Saturday, October 12, 2024

You can't have health problems unless you feel guilty about something

 Apr. 2016

Yup, Chuck Spezzano actually said it. The entire quote was:

"You can't have health problems unless you feel guilty about something, and then at an even deeper level you can't have a health problem unless you're getting revenge on someone."

It came from his 2010 Youtube (produced with the help of Spar Street) entitled Self-Health but was deleted from public view more than two years ago from the account of Spezzano's Healing Metaphors A-Z co-author Janie Ticehurst.

 Chuck Spezzano without the cosmetics. This man feels free to lecture you on self-health

In my view that quote qualifies as one of the most evil statements ever given by any Psychology of Vision representative, and what compounds the damage is that a lot of the POV foundation rests on this kind of sick shaming.

Here's a nice opinion piece from The Guardian Mar. 26, 2016,  Don't tell cancer patients what they could be doing to cure themselves / Steven W. Thrasher.

http://www.theguardian.com/commentisfree/2016/mar/26/do-not-tell-cancer-patients-cures-they-could-be-doing?CMP=share_btn_tw

The following passage especially reminded me of the Spezzanos, Psychology of Vision, and the Healing Metaphors A-Z:

"Finally, giving advice to people with cancer blames the sick person for your discomfort with their reality and shifts any accountability you feel back on to them. As the authors Barbara Ehrenreich and Sarah Schulman have shown, we have ethical responsibilities to the vulnerable in our communities – and we find excuses to avoid them. Having cancer or caring for someone with it understandably causes fear, anxiety and depression. Expecting someone to have a Positive Attitude™ when they are facing mortality, or telling them they’ve missed a simplistic way they could have avoided their fate, further isolates and shuns them.

= DATASET =
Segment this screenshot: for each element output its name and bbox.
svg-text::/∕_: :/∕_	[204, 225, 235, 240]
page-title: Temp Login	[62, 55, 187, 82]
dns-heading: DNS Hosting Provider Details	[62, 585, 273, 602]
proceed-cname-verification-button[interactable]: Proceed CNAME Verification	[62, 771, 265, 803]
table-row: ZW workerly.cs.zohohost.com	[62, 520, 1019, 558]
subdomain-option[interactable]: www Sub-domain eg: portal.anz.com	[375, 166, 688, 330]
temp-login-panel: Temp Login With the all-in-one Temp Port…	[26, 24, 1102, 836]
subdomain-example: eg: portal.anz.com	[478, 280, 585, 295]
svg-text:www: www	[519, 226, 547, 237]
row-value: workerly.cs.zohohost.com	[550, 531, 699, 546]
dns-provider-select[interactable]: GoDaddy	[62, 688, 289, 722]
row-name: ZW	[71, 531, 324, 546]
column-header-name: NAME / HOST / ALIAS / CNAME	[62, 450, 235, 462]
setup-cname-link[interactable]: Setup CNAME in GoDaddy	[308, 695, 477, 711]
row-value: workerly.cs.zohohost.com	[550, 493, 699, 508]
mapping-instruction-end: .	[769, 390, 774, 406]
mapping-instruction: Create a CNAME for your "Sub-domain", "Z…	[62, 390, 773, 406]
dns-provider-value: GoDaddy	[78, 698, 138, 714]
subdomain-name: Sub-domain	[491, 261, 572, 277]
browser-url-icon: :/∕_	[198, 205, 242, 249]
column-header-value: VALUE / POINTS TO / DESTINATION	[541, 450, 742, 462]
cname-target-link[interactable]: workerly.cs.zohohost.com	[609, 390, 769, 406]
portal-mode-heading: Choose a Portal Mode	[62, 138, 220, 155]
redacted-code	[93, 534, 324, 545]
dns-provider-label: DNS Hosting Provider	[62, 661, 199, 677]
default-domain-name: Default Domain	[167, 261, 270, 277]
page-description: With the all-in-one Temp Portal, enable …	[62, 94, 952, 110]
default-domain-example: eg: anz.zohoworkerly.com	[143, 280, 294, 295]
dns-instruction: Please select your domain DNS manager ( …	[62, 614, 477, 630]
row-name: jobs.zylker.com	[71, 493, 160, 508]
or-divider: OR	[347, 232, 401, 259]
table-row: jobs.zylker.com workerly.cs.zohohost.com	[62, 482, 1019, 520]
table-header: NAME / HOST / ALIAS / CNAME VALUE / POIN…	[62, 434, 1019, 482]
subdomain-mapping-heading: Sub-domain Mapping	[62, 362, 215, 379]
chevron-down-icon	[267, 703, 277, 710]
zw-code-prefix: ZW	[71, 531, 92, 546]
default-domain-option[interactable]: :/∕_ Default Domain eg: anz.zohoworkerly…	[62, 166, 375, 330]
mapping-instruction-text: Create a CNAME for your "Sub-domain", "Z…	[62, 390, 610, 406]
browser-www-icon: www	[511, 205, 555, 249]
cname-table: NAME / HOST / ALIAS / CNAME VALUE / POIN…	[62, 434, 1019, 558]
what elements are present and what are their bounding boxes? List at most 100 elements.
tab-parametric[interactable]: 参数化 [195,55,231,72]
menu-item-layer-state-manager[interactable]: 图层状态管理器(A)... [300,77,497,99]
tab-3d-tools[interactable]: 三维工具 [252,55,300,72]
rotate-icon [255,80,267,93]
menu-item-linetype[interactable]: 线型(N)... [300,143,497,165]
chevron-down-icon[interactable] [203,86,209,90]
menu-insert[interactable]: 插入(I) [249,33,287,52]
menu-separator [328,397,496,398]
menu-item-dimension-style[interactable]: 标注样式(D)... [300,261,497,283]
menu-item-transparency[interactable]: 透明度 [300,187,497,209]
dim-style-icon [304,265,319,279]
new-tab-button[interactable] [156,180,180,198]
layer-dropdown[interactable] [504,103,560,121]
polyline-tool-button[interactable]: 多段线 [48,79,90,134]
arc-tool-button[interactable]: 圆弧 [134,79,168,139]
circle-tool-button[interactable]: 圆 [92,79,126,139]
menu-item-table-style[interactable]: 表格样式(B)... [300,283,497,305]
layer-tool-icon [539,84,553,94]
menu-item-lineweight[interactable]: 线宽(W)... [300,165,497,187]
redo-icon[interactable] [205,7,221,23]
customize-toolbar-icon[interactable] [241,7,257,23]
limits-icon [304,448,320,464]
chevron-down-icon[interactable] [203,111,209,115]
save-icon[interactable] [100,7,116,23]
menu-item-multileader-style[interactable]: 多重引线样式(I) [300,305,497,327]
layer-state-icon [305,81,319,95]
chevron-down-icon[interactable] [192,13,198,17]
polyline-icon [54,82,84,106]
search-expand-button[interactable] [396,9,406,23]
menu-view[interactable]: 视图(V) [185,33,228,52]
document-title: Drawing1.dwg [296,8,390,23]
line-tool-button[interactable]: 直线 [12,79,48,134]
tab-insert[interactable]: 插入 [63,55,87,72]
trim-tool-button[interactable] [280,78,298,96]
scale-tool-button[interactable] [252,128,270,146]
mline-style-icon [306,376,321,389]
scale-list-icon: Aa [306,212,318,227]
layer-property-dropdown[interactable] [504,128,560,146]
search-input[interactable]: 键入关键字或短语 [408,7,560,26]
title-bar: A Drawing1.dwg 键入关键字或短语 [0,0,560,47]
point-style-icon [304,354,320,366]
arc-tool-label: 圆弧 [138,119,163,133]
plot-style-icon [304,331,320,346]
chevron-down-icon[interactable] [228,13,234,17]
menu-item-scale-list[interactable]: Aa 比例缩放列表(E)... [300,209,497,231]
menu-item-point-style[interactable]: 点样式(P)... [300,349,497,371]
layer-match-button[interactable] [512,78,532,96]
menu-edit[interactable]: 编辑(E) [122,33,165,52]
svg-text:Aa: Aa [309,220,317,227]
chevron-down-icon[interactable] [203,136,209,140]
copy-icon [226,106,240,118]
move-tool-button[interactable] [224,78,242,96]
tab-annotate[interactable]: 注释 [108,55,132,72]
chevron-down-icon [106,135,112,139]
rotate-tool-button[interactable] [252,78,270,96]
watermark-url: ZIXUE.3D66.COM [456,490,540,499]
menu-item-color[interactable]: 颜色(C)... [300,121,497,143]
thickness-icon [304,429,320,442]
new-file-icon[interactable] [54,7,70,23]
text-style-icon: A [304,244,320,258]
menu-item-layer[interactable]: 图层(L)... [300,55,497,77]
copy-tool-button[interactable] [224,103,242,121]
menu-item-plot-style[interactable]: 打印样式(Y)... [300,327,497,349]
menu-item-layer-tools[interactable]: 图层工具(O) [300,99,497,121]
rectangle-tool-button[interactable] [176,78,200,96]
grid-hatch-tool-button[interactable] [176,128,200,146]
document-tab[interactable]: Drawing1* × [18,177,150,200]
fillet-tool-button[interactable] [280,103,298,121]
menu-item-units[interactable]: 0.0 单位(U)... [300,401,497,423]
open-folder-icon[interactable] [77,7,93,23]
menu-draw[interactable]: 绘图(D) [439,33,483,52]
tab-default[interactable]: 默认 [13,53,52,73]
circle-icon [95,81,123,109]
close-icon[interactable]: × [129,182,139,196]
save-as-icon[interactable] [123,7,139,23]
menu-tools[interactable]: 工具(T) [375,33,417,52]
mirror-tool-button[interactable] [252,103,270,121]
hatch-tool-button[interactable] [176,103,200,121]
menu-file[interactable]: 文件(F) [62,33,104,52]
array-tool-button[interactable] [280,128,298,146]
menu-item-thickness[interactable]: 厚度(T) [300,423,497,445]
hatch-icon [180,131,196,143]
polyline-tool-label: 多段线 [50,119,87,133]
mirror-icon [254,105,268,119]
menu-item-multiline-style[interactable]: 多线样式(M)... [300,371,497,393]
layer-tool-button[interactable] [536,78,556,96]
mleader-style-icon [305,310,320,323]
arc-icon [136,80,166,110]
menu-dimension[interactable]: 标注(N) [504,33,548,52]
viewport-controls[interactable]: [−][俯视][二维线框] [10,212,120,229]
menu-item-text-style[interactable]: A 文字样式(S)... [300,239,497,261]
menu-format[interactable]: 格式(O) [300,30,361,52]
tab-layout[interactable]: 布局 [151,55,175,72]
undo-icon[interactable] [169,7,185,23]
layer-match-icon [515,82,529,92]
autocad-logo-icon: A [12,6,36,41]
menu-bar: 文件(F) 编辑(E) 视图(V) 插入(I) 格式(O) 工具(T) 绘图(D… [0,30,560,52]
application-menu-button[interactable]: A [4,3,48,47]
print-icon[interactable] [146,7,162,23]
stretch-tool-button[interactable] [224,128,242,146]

= EXERCISE DETAILS =
Write what comes next in the post about Chuck Spezzano's claim that health problems come from guilt, starting right after its last sentence. The lines are separate material, apart from the post about Chuck Spezzano's claim on guilt and health.

= RESULT FOR THIS EXERCISE =
As anthropologist S. Lochlain Jain wrote in Malignant: How Cancer Becomes Us, 'the huge and punishing self-help industry preys on fear and adds guilt to the mix. As one woman with metastatic colon cancer said on a retreat I attended, ‘Maybe I haven’t laughed enough.’' Talking at someone with cancer about what they should do, rather than being with them in a morass with no easy answers, is not you helping them. It is you unfairly shaming them for having failed at self-help, which isn’t even a thing."

Thrasher's mention of further isolating the person with cancer is exactly what a for-profit cult group like POV wants to promote so they can become your new surrogate family and drain your bank account. Makes ya think,  don't it?

Lency and Chuck Spezzano

It is important to remember Chuck Spezzano is not a professional nor licensed psychologist. He's a self-appointed "coach" which requires no consumer protection oversight. Enter POV at your own risk.




7 comments:

Year of the Cat said...

Great photos

I grant you that life exists, so? said...

From the Spezzano/Ticehurst "Healing Metaphors"

Obesity

Obesity is a state of being abnormally fat and is one of the ways in which we hide our true self, true power, purpose and sexuality.

We are caught in major patterns of indulgence and sacrifice; we are substituting food for love, bonding and creativity.

We have deep feelings of insecurity and are trying to fill up our unconscious, hidden feelings of desolation, misery and desperation.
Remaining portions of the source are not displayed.